◆ Exercise aim ◆
Every record that follows must be duplicated exactly, with images left out.

◆ Data for this exercise ◆
·····
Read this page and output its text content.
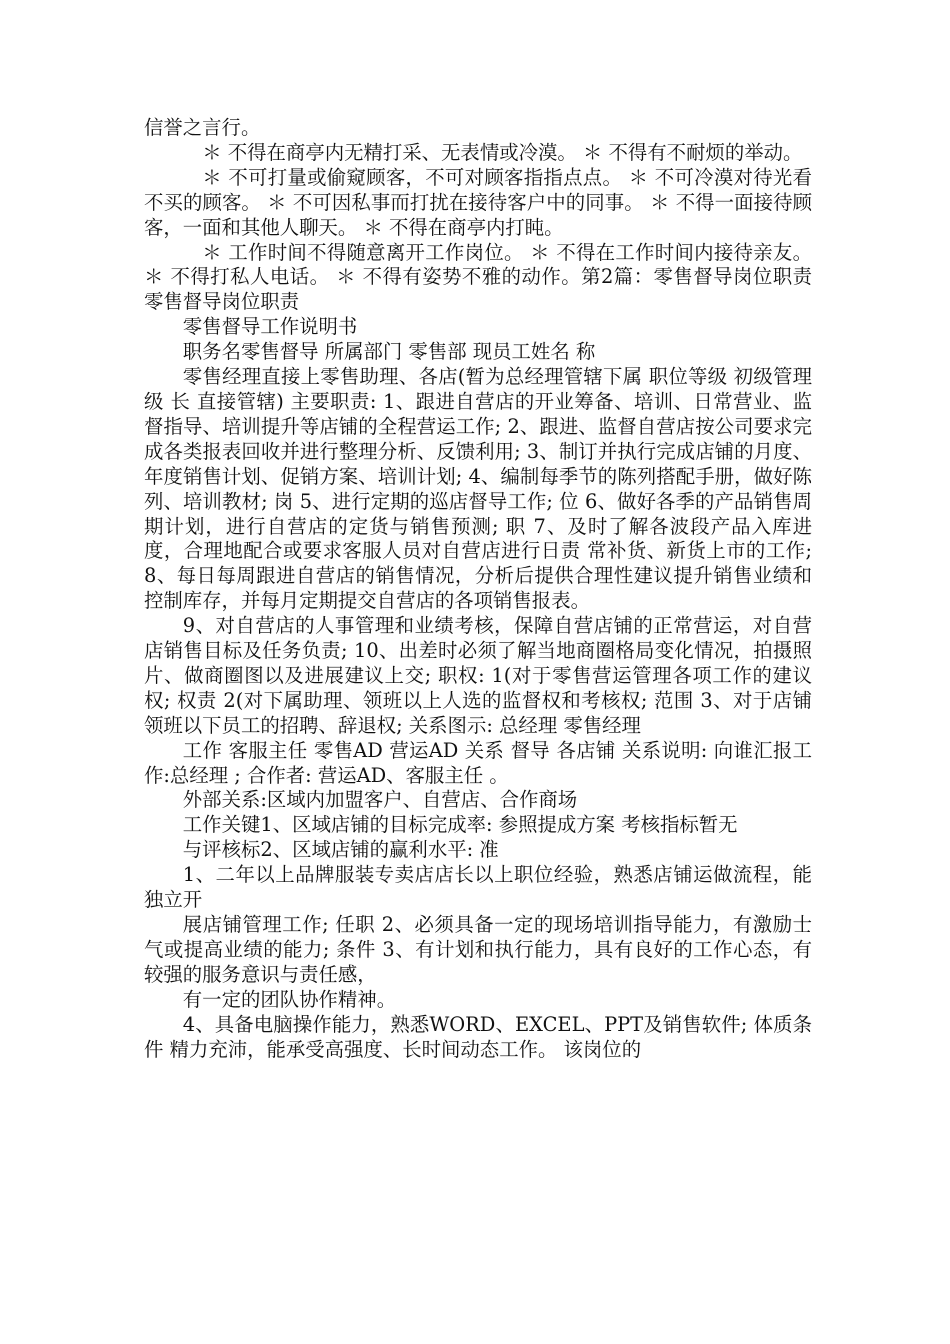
信誉之言行。

＊ 不得在商亭内无精打采、无表情或冷漠。 ＊ 不得有不耐烦的举动。

＊ 不可打量或偷窥顾客，不可对顾客指指点点。 ＊ 不可冷漠对待光看不买的顾客。 ＊ 不可因私事而打扰在接待客户中的同事。 ＊ 不得一面接待顾客，一面和其他人聊天。 ＊ 不得在商亭内打盹。

＊ 工作时间不得随意离开工作岗位。 ＊ 不得在工作时间内接待亲友。 ＊ 不得打私人电话。 ＊ 不得有姿势不雅的动作。第2篇：零售督导岗位职责零售督导岗位职责

零售督导工作说明书

职务名零售督导 所属部门 零售部 现员工姓名 称

零售经理直接上零售助理、各店(暂为总经理管辖下属 职位等级 初级管理 级 长 直接管辖) 主要职责: 1、跟进自营店的开业筹备、培训、日常营业、监督指导、培训提升等店铺的全程营运工作; 2、跟进、监督自营店按公司要求完成各类报表回收并进行整理分析、反馈利用; 3、制订并执行完成店铺的月度、年度销售计划、促销方案、培训计划; 4、编制每季节的陈列搭配手册，做好陈列、培训教材; 岗 5、进行定期的巡店督导工作; 位 6、做好各季的产品销售周期计划，进行自营店的定货与销售预测; 职 7、及时了解各波段产品入库进度，合理地配合或要求客服人员对自营店进行日责 常补货、新货上市的工作; 8、每日每周跟进自营店的销售情况，分析后提供合理性建议提升销售业绩和控制库存，并每月定期提交自营店的各项销售报表。

9、对自营店的人事管理和业绩考核，保障自营店铺的正常营运，对自营店销售目标及任务负责; 10、出差时必须了解当地商圈格局变化情况，拍摄照片、做商圈图以及进展建议上交; 职权: 1(对于零售营运管理各项工作的建议权; 权责 2(对下属助理、领班以上人选的监督权和考核权; 范围 3、对于店铺领班以下员工的招聘、辞退权; 关系图示: 总经理 零售经理

工作 客服主任 零售AD 营运AD 关系 督导 各店铺 关系说明: 向谁汇报工作:总经理 ; 合作者: 营运AD、客服主任 。

外部关系:区域内加盟客户、自营店、合作商场

工作关键1、区域店铺的目标完成率: 参照提成方案 考核指标暂无

与评核标2、区域店铺的赢利水平: 准

1、二年以上品牌服装专卖店店长以上职位经验，熟悉店铺运做流程，能独立开

展店铺管理工作; 任职 2、必须具备一定的现场培训指导能力，有激励士气或提高业绩的能力; 条件 3、有计划和执行能力，具有良好的工作心态，有较强的服务意识与责任感，

有一定的团队协作精神。

4、具备电脑操作能力，熟悉WORD、EXCEL、PPT及销售软件; 体质条件 精力充沛，能承受高强度、长时间动态工作。 该岗位的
·····
◆ Response to this task ◆
Read this page and output its text content.
信誉之言行。

＊ 不得在商亭内无精打采、无表情或冷漠。 ＊ 不得有不耐烦的举动。

＊ 不可打量或偷窥顾客，不可对顾客指指点点。 ＊ 不可冷漠对待光看不买的顾客。 ＊ 不可因私事而打扰在接待客户中的同事。 ＊ 不得一面接待顾客，一面和其他人聊天。 ＊ 不得在商亭内打盹。

＊ 工作时间不得随意离开工作岗位。 ＊ 不得在工作时间内接待亲友。 ＊ 不得打私人电话。 ＊ 不得有姿势不雅的动作。第2篇：零售督导岗位职责零售督导岗位职责

零售督导工作说明书

职务名零售督导 所属部门 零售部 现员工姓名 称

零售经理直接上零售助理、各店(暂为总经理管辖下属 职位等级 初级管理 级 长 直接管辖) 主要职责: 1、跟进自营店的开业筹备、培训、日常营业、监督指导、培训提升等店铺的全程营运工作; 2、跟进、监督自营店按公司要求完成各类报表回收并进行整理分析、反馈利用; 3、制订并执行完成店铺的月度、年度销售计划、促销方案、培训计划; 4、编制每季节的陈列搭配手册，做好陈列、培训教材; 岗 5、进行定期的巡店督导工作; 位 6、做好各季的产品销售周期计划，进行自营店的定货与销售预测; 职 7、及时了解各波段产品入库进度，合理地配合或要求客服人员对自营店进行日责 常补货、新货上市的工作; 8、每日每周跟进自营店的销售情况，分析后提供合理性建议提升销售业绩和控制库存，并每月定期提交自营店的各项销售报表。

9、对自营店的人事管理和业绩考核，保障自营店铺的正常营运，对自营店销售目标及任务负责; 10、出差时必须了解当地商圈格局变化情况，拍摄照片、做商圈图以及进展建议上交; 职权: 1(对于零售营运管理各项工作的建议权; 权责 2(对下属助理、领班以上人选的监督权和考核权; 范围 3、对于店铺领班以下员工的招聘、辞退权; 关系图示: 总经理 零售经理

工作 客服主任 零售AD 营运AD 关系 督导 各店铺 关系说明: 向谁汇报工作:总经理 ; 合作者: 营运AD、客服主任 。

外部关系:区域内加盟客户、自营店、合作商场

工作关键1、区域店铺的目标完成率: 参照提成方案 考核指标暂无

与评核标2、区域店铺的赢利水平: 准

1、二年以上品牌服装专卖店店长以上职位经验，熟悉店铺运做流程，能独立开

展店铺管理工作; 任职 2、必须具备一定的现场培训指导能力，有激励士气或提高业绩的能力; 条件 3、有计划和执行能力，具有良好的工作心态，有较强的服务意识与责任感，

有一定的团队协作精神。

4、具备电脑操作能力，熟悉WORD、EXCEL、PPT及销售软件; 体质条件 精力充沛，能承受高强度、长时间动态工作。 该岗位的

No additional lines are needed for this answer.